Exercise:
Reproduce every line in the listing that contains the word "Ions".

Material for this task:
__________

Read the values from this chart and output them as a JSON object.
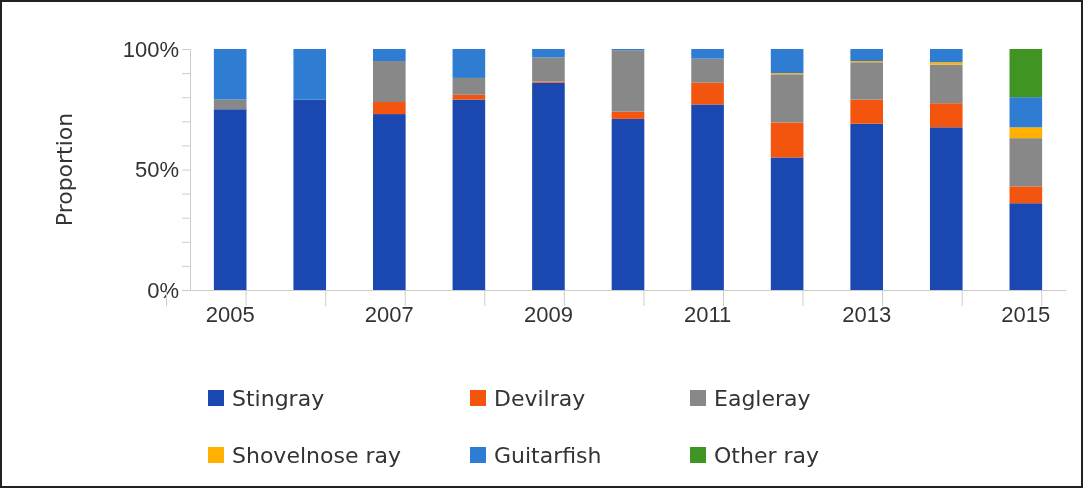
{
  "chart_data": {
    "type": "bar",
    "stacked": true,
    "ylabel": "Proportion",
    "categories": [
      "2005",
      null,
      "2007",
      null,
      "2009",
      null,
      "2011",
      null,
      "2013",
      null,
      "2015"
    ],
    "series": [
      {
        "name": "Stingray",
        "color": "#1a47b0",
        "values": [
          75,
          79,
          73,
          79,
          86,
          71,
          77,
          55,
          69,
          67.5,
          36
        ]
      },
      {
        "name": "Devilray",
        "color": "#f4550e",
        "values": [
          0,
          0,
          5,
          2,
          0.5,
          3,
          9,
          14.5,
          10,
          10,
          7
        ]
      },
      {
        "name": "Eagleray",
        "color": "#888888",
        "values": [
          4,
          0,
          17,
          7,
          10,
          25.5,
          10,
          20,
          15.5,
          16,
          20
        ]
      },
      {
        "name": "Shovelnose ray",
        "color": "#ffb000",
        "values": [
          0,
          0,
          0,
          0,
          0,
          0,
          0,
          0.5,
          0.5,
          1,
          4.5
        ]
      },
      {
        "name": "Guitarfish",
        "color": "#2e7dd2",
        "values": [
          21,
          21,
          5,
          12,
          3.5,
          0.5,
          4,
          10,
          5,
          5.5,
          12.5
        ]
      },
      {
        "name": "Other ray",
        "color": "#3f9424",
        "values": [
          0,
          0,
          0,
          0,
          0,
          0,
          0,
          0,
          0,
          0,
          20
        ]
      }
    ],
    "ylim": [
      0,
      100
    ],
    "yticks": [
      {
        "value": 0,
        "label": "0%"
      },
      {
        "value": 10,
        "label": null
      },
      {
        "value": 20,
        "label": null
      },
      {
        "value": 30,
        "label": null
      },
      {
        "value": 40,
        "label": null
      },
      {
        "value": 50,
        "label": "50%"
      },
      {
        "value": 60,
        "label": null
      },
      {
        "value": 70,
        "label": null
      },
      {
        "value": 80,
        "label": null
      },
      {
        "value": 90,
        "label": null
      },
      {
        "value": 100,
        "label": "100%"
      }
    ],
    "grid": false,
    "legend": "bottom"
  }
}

__________

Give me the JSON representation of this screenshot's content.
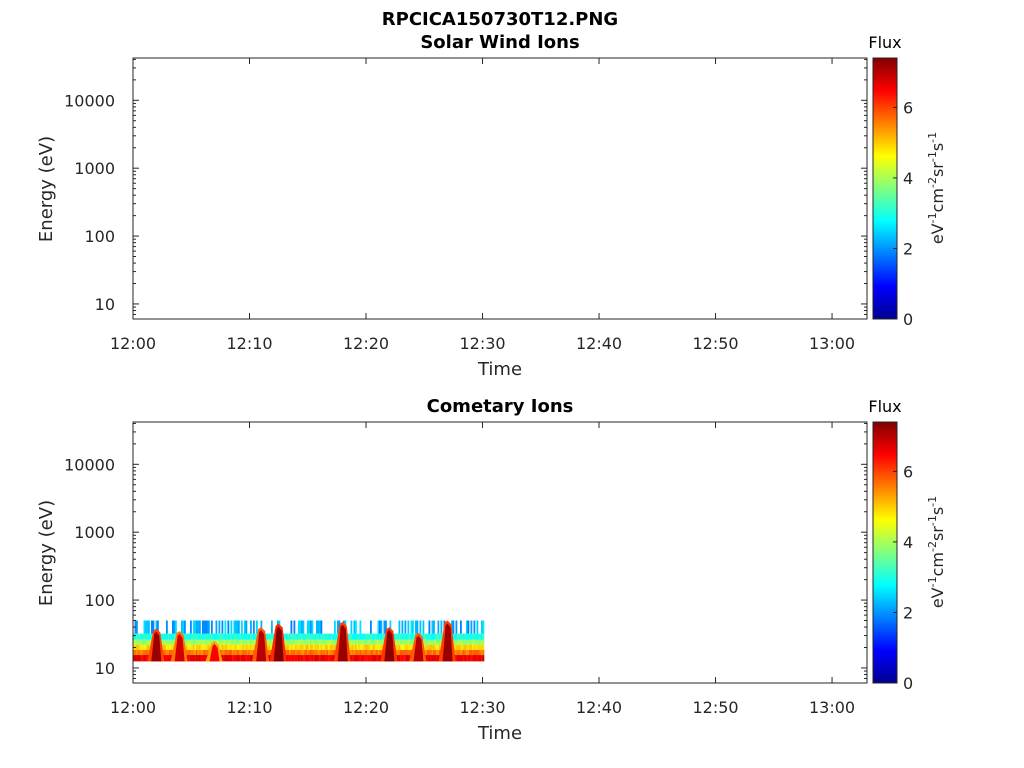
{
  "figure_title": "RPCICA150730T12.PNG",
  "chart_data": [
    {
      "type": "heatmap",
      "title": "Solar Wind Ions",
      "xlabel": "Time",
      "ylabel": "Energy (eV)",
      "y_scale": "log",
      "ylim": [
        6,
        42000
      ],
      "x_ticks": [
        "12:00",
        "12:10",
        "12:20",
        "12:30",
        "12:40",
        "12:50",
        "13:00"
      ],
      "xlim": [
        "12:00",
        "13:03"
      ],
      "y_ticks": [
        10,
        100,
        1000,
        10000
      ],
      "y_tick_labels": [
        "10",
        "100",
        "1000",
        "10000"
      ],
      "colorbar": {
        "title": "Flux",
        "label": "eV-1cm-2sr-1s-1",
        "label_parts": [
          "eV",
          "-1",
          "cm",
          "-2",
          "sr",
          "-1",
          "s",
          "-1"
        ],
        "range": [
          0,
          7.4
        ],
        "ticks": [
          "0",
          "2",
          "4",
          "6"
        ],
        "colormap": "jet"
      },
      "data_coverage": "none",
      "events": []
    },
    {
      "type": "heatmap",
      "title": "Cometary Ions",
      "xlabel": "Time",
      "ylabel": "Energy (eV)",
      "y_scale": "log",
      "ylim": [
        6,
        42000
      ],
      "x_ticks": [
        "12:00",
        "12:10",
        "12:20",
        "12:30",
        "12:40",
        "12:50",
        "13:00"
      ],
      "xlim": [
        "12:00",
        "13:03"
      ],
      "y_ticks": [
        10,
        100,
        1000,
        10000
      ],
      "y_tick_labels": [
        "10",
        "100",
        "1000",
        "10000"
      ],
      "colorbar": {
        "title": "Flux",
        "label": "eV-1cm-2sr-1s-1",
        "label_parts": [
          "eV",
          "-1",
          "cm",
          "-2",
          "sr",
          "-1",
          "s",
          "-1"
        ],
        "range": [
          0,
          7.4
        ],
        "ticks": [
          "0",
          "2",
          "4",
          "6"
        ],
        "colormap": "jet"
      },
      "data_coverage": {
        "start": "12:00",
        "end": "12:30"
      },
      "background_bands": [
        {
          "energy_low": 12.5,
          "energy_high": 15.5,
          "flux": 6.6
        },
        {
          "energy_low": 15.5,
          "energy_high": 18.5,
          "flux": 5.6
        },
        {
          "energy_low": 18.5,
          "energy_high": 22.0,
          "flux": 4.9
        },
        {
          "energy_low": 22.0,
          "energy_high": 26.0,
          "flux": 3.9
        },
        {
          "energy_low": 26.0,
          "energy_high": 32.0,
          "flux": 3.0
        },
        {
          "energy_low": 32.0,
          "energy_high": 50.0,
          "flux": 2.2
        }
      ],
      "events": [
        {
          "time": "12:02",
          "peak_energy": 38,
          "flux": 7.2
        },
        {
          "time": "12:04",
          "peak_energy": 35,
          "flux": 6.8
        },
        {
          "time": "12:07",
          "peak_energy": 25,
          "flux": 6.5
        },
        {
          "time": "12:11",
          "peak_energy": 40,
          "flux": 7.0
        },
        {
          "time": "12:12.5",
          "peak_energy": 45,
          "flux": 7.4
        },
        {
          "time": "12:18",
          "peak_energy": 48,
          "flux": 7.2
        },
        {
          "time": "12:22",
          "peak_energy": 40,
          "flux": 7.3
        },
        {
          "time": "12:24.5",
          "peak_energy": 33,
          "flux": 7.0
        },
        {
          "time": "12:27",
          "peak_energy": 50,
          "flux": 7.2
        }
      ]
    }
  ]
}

__________

Answer:
      "title": "Solar Wind Ions",
      "title": "Cometary Ions",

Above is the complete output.